# PROBLEM DESCRIPTION:
Print every entry, word for word, and skip the images.

--

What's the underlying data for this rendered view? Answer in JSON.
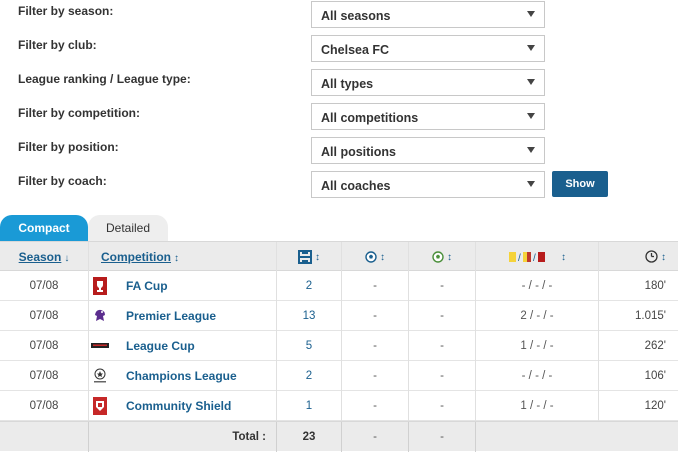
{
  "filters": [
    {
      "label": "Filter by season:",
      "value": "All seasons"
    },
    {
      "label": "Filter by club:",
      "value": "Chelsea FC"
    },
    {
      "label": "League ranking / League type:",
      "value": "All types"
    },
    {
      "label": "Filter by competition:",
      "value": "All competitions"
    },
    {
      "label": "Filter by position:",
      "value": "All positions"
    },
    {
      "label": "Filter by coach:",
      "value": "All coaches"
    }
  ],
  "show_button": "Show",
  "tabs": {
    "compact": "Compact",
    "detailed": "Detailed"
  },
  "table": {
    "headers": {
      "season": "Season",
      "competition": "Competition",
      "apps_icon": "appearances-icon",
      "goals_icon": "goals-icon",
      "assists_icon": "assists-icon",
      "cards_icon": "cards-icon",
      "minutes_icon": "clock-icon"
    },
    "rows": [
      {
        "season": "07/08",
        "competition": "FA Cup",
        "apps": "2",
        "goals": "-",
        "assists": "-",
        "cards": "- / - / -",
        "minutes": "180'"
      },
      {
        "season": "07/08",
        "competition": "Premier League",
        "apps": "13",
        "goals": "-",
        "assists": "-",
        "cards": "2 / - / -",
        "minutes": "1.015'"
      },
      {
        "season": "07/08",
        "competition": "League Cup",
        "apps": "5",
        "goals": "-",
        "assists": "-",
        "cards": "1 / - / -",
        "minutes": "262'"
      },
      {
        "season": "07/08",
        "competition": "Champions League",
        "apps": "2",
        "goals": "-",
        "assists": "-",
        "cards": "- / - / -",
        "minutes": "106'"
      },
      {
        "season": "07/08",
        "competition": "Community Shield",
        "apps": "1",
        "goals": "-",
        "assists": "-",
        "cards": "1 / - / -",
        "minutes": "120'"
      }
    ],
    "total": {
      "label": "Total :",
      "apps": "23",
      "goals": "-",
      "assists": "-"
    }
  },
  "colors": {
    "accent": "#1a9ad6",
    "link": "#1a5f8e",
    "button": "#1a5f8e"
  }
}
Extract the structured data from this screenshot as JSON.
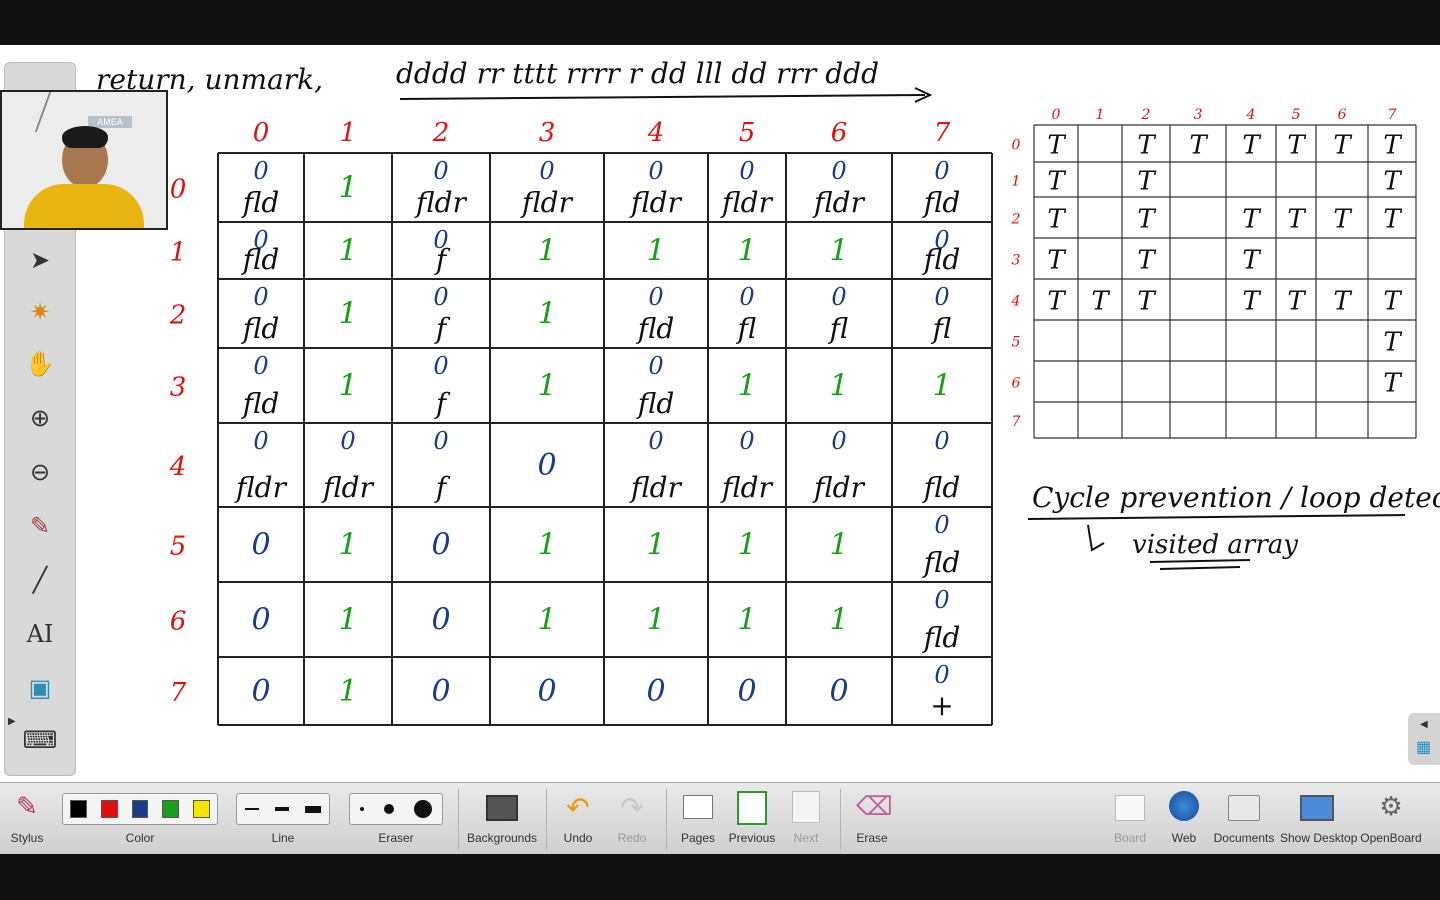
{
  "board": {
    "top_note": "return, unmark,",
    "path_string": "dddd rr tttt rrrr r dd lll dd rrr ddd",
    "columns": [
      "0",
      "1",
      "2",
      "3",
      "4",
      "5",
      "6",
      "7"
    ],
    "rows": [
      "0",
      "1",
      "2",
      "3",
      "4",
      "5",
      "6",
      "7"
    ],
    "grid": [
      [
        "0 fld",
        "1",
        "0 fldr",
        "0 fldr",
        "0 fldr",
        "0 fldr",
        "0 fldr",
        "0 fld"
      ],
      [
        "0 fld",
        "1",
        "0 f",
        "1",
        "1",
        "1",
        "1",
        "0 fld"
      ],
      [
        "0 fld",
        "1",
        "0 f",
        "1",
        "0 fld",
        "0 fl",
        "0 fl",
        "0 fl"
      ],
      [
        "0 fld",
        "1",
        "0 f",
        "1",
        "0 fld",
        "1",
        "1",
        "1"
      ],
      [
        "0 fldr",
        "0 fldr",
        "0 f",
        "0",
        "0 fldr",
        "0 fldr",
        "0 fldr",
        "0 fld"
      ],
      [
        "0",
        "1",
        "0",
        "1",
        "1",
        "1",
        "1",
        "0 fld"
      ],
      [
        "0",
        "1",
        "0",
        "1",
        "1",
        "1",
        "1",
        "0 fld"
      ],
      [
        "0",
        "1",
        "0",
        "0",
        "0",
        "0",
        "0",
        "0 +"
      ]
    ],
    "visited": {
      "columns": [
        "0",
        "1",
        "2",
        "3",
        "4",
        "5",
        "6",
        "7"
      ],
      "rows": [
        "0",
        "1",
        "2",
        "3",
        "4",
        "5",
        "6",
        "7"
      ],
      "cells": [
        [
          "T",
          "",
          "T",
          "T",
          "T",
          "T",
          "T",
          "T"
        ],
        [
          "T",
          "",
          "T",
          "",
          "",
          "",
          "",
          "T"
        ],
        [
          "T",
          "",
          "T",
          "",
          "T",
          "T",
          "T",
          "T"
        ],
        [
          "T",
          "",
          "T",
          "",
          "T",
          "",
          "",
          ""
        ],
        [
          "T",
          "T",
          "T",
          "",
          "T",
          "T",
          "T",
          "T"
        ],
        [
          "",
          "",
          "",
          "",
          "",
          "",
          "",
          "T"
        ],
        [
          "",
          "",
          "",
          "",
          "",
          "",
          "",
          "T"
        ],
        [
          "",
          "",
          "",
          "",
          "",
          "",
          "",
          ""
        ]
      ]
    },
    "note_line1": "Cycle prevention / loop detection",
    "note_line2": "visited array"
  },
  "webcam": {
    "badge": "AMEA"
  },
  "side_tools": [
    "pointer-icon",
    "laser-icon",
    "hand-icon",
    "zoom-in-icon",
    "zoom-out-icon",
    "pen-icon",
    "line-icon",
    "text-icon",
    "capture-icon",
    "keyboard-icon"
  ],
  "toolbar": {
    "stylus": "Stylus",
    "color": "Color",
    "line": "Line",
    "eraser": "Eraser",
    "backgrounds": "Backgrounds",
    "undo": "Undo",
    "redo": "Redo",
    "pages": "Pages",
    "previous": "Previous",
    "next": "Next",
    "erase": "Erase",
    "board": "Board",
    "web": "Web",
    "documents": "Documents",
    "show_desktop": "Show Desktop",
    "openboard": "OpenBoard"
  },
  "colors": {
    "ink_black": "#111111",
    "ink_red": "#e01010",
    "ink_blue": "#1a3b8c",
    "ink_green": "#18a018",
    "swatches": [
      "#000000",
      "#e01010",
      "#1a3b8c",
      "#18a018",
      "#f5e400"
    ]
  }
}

--

# OUTPUT BELOW:
What's the underlying data for this rendered view? Answer in JSON.
{
  "filters": [
    {
      "label": "Filter by season:",
      "value": "All seasons"
    },
    {
      "label": "Filter by club:",
      "value": "Chelsea FC"
    },
    {
      "label": "League ranking / League type:",
      "value": "All types"
    },
    {
      "label": "Filter by competition:",
      "value": "All competitions"
    },
    {
      "label": "Filter by position:",
      "value": "All positions"
    },
    {
      "label": "Filter by coach:",
      "value": "All coaches"
    }
  ],
  "show_button": "Show",
  "tabs": {
    "compact": "Compact",
    "detailed": "Detailed"
  },
  "table": {
    "headers": {
      "season": "Season",
      "competition": "Competition",
      "apps_icon": "appearances-icon",
      "goals_icon": "goals-icon",
      "assists_icon": "assists-icon",
      "cards_icon": "cards-icon",
      "minutes_icon": "clock-icon"
    },
    "rows": [
      {
        "season": "07/08",
        "competition": "FA Cup",
        "apps": "2",
        "goals": "-",
        "assists": "-",
        "cards": "- / - / -",
        "minutes": "180'"
      },
      {
        "season": "07/08",
        "competition": "Premier League",
        "apps": "13",
        "goals": "-",
        "assists": "-",
        "cards": "2 / - / -",
        "minutes": "1.015'"
      },
      {
        "season": "07/08",
        "competition": "League Cup",
        "apps": "5",
        "goals": "-",
        "assists": "-",
        "cards": "1 / - / -",
        "minutes": "262'"
      },
      {
        "season": "07/08",
        "competition": "Champions League",
        "apps": "2",
        "goals": "-",
        "assists": "-",
        "cards": "- / - / -",
        "minutes": "106'"
      },
      {
        "season": "07/08",
        "competition": "Community Shield",
        "apps": "1",
        "goals": "-",
        "assists": "-",
        "cards": "1 / - / -",
        "minutes": "120'"
      }
    ],
    "total": {
      "label": "Total :",
      "apps": "23",
      "goals": "-",
      "assists": "-"
    }
  },
  "colors": {
    "accent": "#1a9ad6",
    "link": "#1a5f8e",
    "button": "#1a5f8e"
  }
}
Extract the structured data from this screenshot as JSON.
{
  "board": {
    "top_note": "return, unmark,",
    "path_string": "dddd rr tttt rrrr r dd lll dd rrr ddd",
    "columns": [
      "0",
      "1",
      "2",
      "3",
      "4",
      "5",
      "6",
      "7"
    ],
    "rows": [
      "0",
      "1",
      "2",
      "3",
      "4",
      "5",
      "6",
      "7"
    ],
    "grid": [
      [
        "0 fld",
        "1",
        "0 fldr",
        "0 fldr",
        "0 fldr",
        "0 fldr",
        "0 fldr",
        "0 fld"
      ],
      [
        "0 fld",
        "1",
        "0 f",
        "1",
        "1",
        "1",
        "1",
        "0 fld"
      ],
      [
        "0 fld",
        "1",
        "0 f",
        "1",
        "0 fld",
        "0 fl",
        "0 fl",
        "0 fl"
      ],
      [
        "0 fld",
        "1",
        "0 f",
        "1",
        "0 fld",
        "1",
        "1",
        "1"
      ],
      [
        "0 fldr",
        "0 fldr",
        "0 f",
        "0",
        "0 fldr",
        "0 fldr",
        "0 fldr",
        "0 fld"
      ],
      [
        "0",
        "1",
        "0",
        "1",
        "1",
        "1",
        "1",
        "0 fld"
      ],
      [
        "0",
        "1",
        "0",
        "1",
        "1",
        "1",
        "1",
        "0 fld"
      ],
      [
        "0",
        "1",
        "0",
        "0",
        "0",
        "0",
        "0",
        "0 +"
      ]
    ],
    "visited": {
      "columns": [
        "0",
        "1",
        "2",
        "3",
        "4",
        "5",
        "6",
        "7"
      ],
      "rows": [
        "0",
        "1",
        "2",
        "3",
        "4",
        "5",
        "6",
        "7"
      ],
      "cells": [
        [
          "T",
          "",
          "T",
          "T",
          "T",
          "T",
          "T",
          "T"
        ],
        [
          "T",
          "",
          "T",
          "",
          "",
          "",
          "",
          "T"
        ],
        [
          "T",
          "",
          "T",
          "",
          "T",
          "T",
          "T",
          "T"
        ],
        [
          "T",
          "",
          "T",
          "",
          "T",
          "",
          "",
          ""
        ],
        [
          "T",
          "T",
          "T",
          "",
          "T",
          "T",
          "T",
          "T"
        ],
        [
          "",
          "",
          "",
          "",
          "",
          "",
          "",
          "T"
        ],
        [
          "",
          "",
          "",
          "",
          "",
          "",
          "",
          "T"
        ],
        [
          "",
          "",
          "",
          "",
          "",
          "",
          "",
          ""
        ]
      ]
    },
    "note_line1": "Cycle prevention / loop detection",
    "note_line2": "visited array"
  },
  "webcam": {
    "badge": "AMEA"
  },
  "side_tools": [
    "pointer-icon",
    "laser-icon",
    "hand-icon",
    "zoom-in-icon",
    "zoom-out-icon",
    "pen-icon",
    "line-icon",
    "text-icon",
    "capture-icon",
    "keyboard-icon"
  ],
  "toolbar": {
    "stylus": "Stylus",
    "color": "Color",
    "line": "Line",
    "eraser": "Eraser",
    "backgrounds": "Backgrounds",
    "undo": "Undo",
    "redo": "Redo",
    "pages": "Pages",
    "previous": "Previous",
    "next": "Next",
    "erase": "Erase",
    "board": "Board",
    "web": "Web",
    "documents": "Documents",
    "show_desktop": "Show Desktop",
    "openboard": "OpenBoard"
  },
  "colors": {
    "ink_black": "#111111",
    "ink_red": "#e01010",
    "ink_blue": "#1a3b8c",
    "ink_green": "#18a018",
    "swatches": [
      "#000000",
      "#e01010",
      "#1a3b8c",
      "#18a018",
      "#f5e400"
    ]
  }
}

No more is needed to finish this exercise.